▶ **What you are asked to do**
Skip the images and return the records below exactly.

Dataset items
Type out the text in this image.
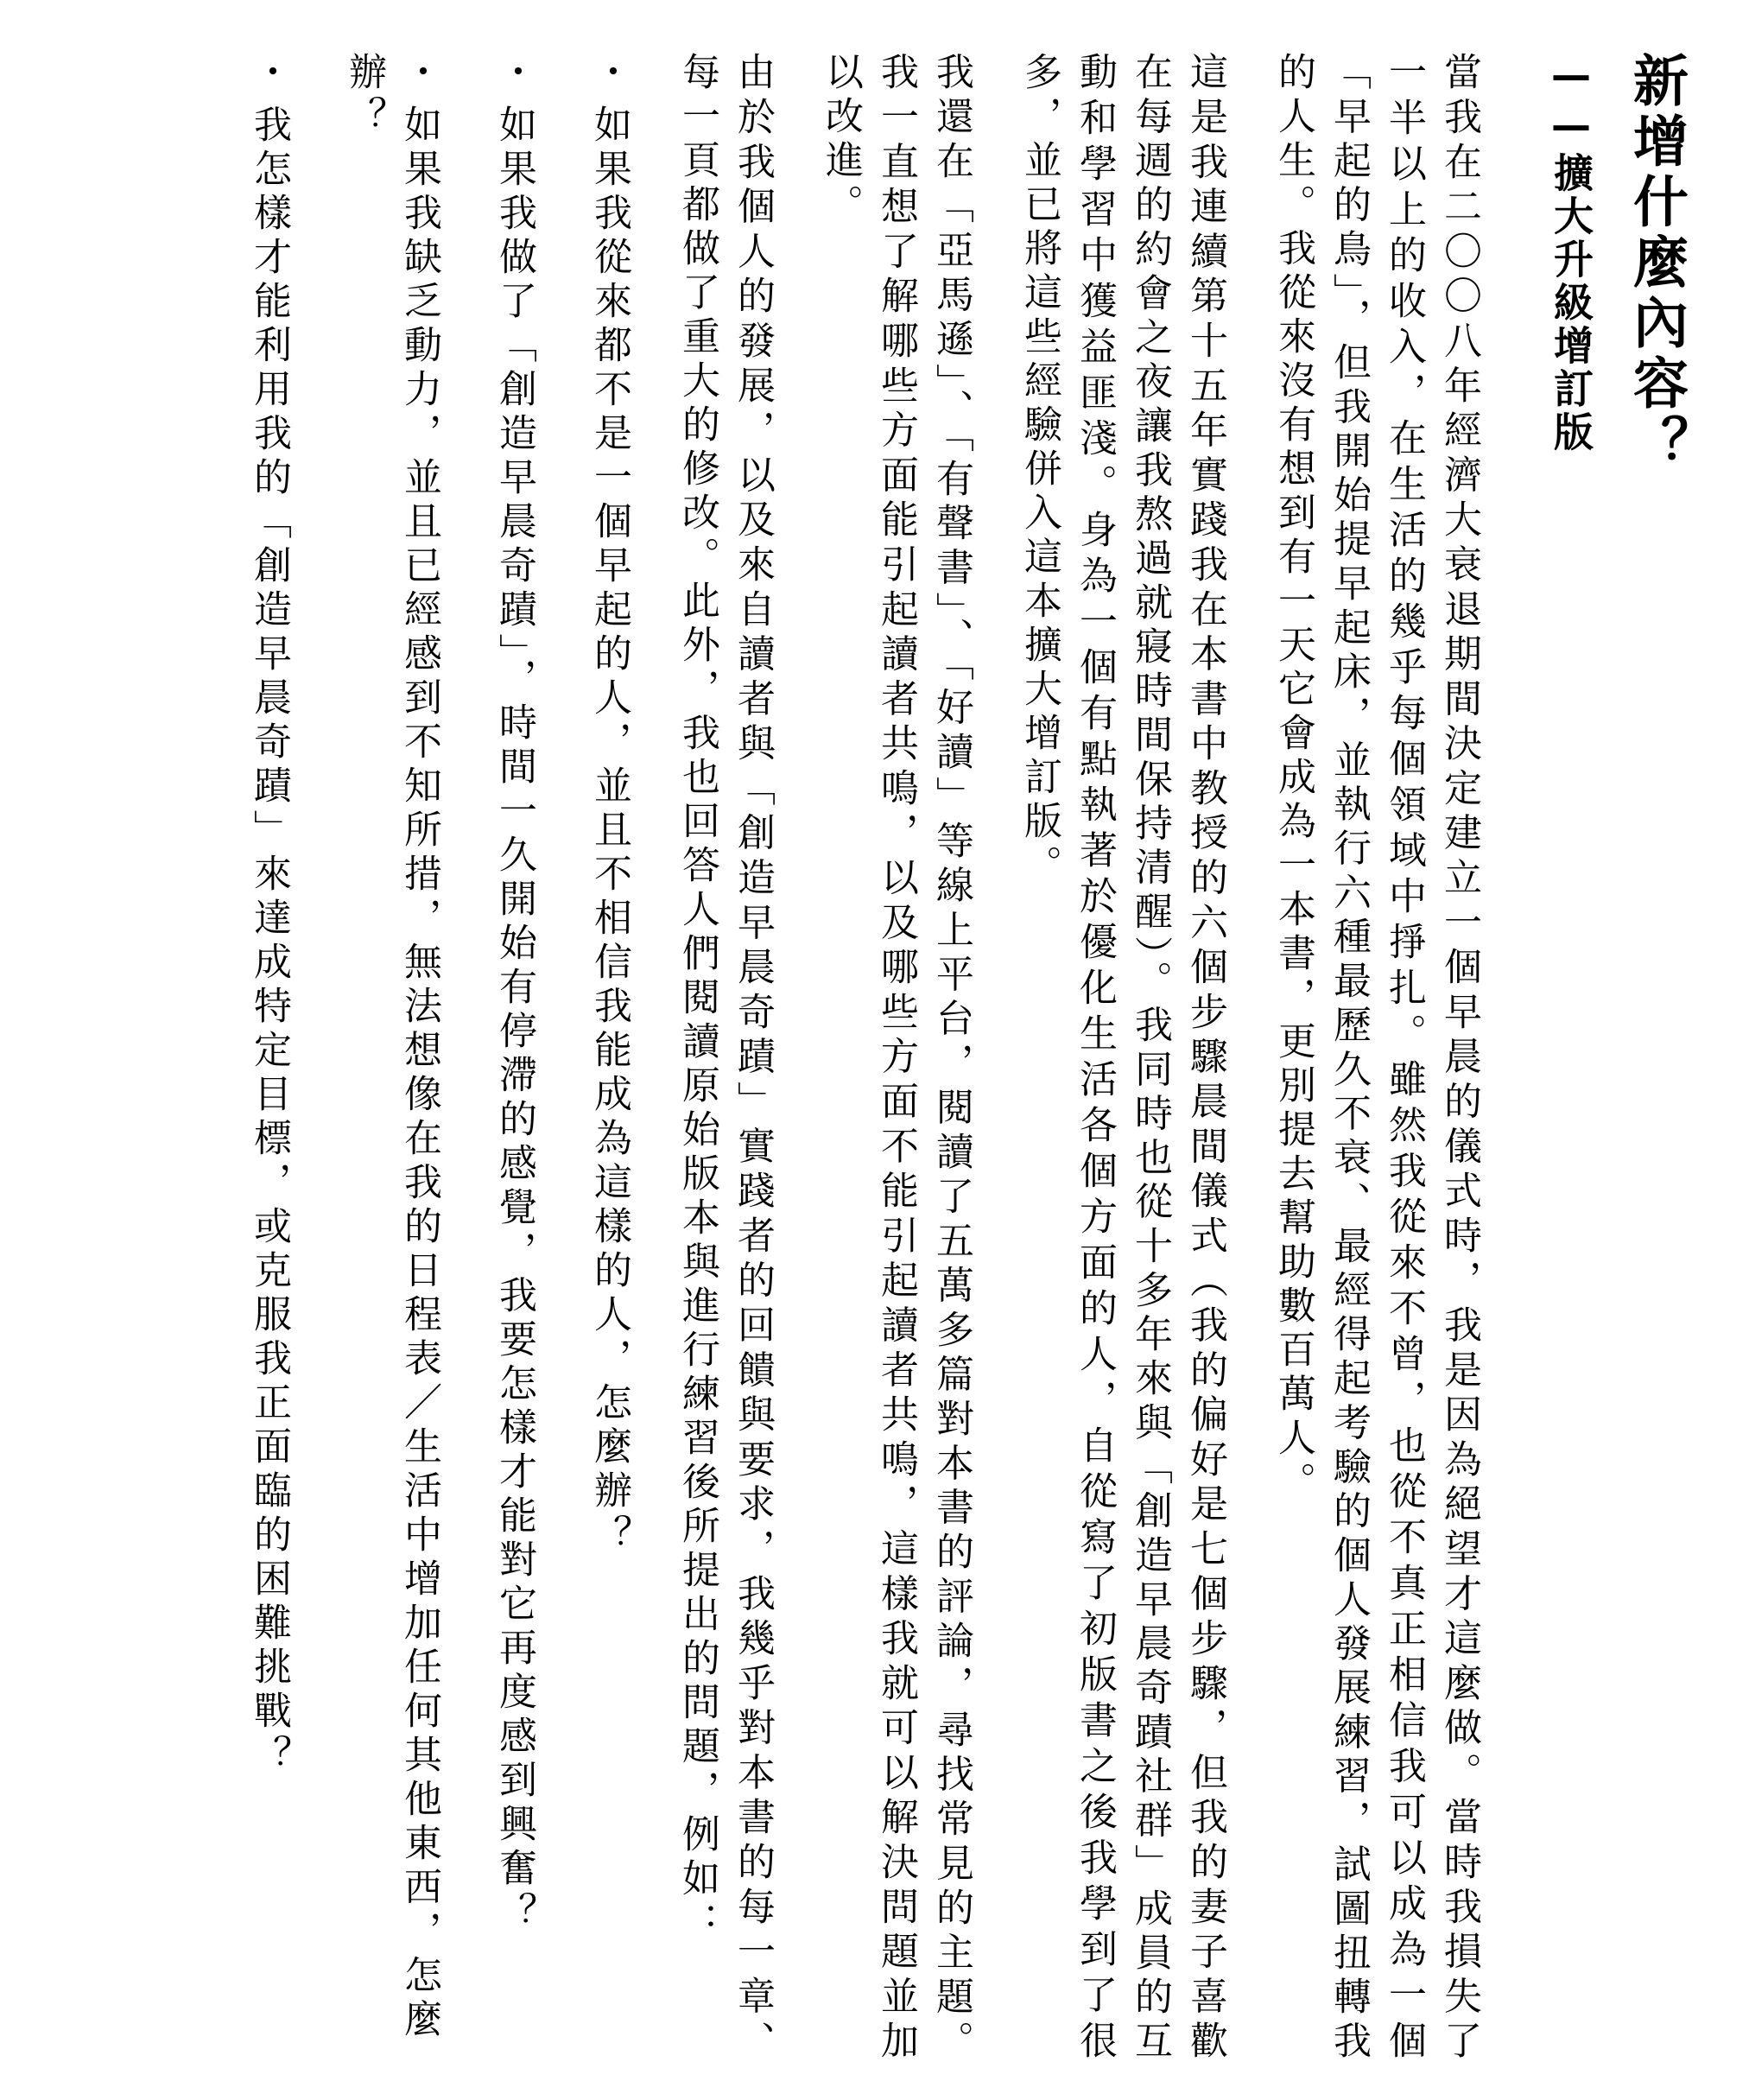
新增什麼內容？
——擴大升級增訂版

當我在二〇〇八年經濟大衰退期間決定建立一個早晨的儀式時，我是因為絕望才這麼做。當時我損失了一半以上的收入，在生活的幾乎每個領域中掙扎。雖然我從來不曾，也從不真正相信我可以成為一個「早起的鳥」，但我開始提早起床，並執行六種最歷久不衰、最經得起考驗的個人發展練習，試圖扭轉我的人生。我從來沒有想到有一天它會成為一本書，更別提去幫助數百萬人。

這是我連續第十五年實踐我在本書中教授的六個步驟晨間儀式（我的偏好是七個步驟，但我的妻子喜歡在每週的約會之夜讓我熬過就寢時間保持清醒）。我同時也從十多年來與「創造早晨奇蹟社群」成員的互動和學習中獲益匪淺。身為一個有點執著於優化生活各個方面的人，自從寫了初版書之後我學到了很多，並已將這些經驗併入這本擴大增訂版。

我還在「亞馬遜」、「有聲書」、「好讀」等線上平台，閱讀了五萬多篇對本書的評論，尋找常見的主題。我一直想了解哪些方面能引起讀者共鳴，以及哪些方面不能引起讀者共鳴，這樣我就可以解決問題並加以改進。

由於我個人的發展，以及來自讀者與「創造早晨奇蹟」實踐者的回饋與要求，我幾乎對本書的每一章、每一頁都做了重大的修改。此外，我也回答人們閱讀原始版本與進行練習後所提出的問題，例如：

・如果我從來都不是一個早起的人，並且不相信我能成為這樣的人，怎麼辦？
・如果我做了「創造早晨奇蹟」，時間一久開始有停滯的感覺，我要怎樣才能對它再度感到興奮？
・如果我缺乏動力，並且已經感到不知所措，無法想像在我的日程表／生活中增加任何其他東西，怎麼辦？
・我怎樣才能利用我的「創造早晨奇蹟」來達成特定目標，或克服我正面臨的困難挑戰？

▶ **Answer to this problem**
Type out the text in this image.
新增什麼內容？
——擴大升級增訂版

當我在二〇〇八年經濟大衰退期間決定建立一個早晨的儀式時，我是因為絕望才這麼做。當時我損失了一半以上的收入，在生活的幾乎每個領域中掙扎。雖然我從來不曾，也從不真正相信我可以成為一個「早起的鳥」，但我開始提早起床，並執行六種最歷久不衰、最經得起考驗的個人發展練習，試圖扭轉我的人生。我從來沒有想到有一天它會成為一本書，更別提去幫助數百萬人。

這是我連續第十五年實踐我在本書中教授的六個步驟晨間儀式（我的偏好是七個步驟，但我的妻子喜歡在每週的約會之夜讓我熬過就寢時間保持清醒）。我同時也從十多年來與「創造早晨奇蹟社群」成員的互動和學習中獲益匪淺。身為一個有點執著於優化生活各個方面的人，自從寫了初版書之後我學到了很多，並已將這些經驗併入這本擴大增訂版。

我還在「亞馬遜」、「有聲書」、「好讀」等線上平台，閱讀了五萬多篇對本書的評論，尋找常見的主題。我一直想了解哪些方面能引起讀者共鳴，以及哪些方面不能引起讀者共鳴，這樣我就可以解決問題並加以改進。

由於我個人的發展，以及來自讀者與「創造早晨奇蹟」實踐者的回饋與要求，我幾乎對本書的每一章、每一頁都做了重大的修改。此外，我也回答人們閱讀原始版本與進行練習後所提出的問題，例如：

・如果我從來都不是一個早起的人，並且不相信我能成為這樣的人，怎麼辦？
・如果我做了「創造早晨奇蹟」，時間一久開始有停滯的感覺，我要怎樣才能對它再度感到興奮？
・如果我缺乏動力，並且已經感到不知所措，無法想像在我的日程表／生活中增加任何其他東西，怎麼辦？
・我怎樣才能利用我的「創造早晨奇蹟」來達成特定目標，或克服我正面臨的困難挑戰？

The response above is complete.